• Task:
Look through the material below for "JSON". Copy every line that contains it.

Records from a data collection:

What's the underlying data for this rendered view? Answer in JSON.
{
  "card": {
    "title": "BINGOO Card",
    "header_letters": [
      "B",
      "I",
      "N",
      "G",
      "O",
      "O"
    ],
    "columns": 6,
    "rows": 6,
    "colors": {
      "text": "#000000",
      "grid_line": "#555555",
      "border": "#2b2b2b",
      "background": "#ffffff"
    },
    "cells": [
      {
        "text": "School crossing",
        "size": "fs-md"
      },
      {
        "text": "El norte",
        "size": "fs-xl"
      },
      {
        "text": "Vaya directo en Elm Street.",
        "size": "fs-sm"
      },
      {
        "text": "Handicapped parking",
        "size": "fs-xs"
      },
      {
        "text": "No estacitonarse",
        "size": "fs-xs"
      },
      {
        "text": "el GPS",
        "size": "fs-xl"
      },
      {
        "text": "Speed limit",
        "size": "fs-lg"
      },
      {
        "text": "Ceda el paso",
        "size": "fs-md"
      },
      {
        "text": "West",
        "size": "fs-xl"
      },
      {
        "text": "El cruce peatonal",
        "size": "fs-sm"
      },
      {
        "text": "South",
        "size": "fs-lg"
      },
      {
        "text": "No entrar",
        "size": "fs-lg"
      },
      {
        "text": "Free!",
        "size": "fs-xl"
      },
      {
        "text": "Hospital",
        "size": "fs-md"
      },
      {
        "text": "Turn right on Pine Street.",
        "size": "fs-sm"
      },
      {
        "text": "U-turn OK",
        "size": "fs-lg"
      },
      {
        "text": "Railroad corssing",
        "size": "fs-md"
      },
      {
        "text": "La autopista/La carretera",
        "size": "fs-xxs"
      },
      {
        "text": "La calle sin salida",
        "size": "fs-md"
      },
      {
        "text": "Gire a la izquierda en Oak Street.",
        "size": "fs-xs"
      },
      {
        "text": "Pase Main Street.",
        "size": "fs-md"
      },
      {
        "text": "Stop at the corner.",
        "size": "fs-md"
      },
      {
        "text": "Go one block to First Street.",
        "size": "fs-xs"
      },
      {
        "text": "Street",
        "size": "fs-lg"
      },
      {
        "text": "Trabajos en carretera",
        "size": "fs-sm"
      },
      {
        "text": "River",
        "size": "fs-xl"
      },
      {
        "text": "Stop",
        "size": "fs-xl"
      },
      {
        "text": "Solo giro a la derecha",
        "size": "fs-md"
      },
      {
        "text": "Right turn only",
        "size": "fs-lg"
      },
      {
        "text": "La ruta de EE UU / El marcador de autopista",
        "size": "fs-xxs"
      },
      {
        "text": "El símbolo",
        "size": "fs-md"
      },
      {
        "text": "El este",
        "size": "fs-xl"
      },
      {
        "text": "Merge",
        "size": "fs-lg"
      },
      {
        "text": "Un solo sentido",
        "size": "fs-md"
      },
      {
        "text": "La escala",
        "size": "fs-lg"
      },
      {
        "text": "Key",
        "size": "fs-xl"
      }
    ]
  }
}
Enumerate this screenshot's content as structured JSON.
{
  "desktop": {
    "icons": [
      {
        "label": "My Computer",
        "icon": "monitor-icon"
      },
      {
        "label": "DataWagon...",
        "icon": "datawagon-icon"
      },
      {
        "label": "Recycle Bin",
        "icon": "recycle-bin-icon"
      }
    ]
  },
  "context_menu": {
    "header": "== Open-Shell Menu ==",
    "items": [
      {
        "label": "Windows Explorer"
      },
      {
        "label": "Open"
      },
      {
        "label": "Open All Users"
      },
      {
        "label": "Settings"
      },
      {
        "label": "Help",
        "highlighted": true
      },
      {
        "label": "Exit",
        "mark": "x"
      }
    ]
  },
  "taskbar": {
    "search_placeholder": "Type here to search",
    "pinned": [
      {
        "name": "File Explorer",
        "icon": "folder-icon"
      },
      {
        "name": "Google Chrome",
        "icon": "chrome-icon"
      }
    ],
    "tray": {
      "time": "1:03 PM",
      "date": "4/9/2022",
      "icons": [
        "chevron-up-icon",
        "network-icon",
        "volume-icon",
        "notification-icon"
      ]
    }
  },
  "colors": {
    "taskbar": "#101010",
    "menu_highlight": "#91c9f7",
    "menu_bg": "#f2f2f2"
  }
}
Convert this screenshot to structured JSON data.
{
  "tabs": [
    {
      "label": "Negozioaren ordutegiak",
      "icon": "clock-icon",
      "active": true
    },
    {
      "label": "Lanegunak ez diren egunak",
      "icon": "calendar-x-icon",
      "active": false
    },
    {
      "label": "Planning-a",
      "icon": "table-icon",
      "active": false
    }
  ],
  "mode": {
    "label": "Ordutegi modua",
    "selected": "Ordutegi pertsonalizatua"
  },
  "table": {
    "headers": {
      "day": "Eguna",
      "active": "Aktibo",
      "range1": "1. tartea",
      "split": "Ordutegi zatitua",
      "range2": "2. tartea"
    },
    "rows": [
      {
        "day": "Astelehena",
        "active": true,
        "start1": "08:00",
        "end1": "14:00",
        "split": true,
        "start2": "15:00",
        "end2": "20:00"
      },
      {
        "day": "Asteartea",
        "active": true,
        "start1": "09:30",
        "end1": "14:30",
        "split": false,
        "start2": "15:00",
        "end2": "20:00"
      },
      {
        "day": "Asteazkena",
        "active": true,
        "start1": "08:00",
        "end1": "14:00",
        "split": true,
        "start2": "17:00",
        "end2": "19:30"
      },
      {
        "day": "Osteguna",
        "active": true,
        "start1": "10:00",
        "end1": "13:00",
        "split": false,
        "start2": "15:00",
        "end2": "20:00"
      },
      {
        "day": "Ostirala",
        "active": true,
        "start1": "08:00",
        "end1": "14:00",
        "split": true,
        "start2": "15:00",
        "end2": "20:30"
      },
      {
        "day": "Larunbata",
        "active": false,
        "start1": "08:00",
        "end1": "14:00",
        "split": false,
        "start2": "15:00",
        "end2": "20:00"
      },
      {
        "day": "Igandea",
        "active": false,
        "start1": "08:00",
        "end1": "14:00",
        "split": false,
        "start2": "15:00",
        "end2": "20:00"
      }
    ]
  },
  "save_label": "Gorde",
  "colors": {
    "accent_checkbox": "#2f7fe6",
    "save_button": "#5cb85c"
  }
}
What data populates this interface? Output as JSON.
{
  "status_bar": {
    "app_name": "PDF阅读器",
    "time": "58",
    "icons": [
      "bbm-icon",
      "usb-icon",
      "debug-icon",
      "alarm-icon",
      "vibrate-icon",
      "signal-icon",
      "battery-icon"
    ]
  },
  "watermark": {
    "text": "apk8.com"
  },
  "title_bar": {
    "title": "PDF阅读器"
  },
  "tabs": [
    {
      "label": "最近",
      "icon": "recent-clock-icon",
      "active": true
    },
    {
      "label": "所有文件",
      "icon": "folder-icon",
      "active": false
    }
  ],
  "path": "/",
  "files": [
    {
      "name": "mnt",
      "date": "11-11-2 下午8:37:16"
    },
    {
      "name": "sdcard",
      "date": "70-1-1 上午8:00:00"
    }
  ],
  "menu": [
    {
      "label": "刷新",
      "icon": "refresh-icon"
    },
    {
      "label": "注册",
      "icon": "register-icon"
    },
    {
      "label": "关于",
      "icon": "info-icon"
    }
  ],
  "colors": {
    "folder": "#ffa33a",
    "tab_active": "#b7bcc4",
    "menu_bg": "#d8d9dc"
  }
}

• Result of the task:
What's the underlying data for this rendered view? Answer in JSON.
Enumerate this screenshot's content as structured JSON.
Convert this screenshot to structured JSON data.
What data populates this interface? Output as JSON.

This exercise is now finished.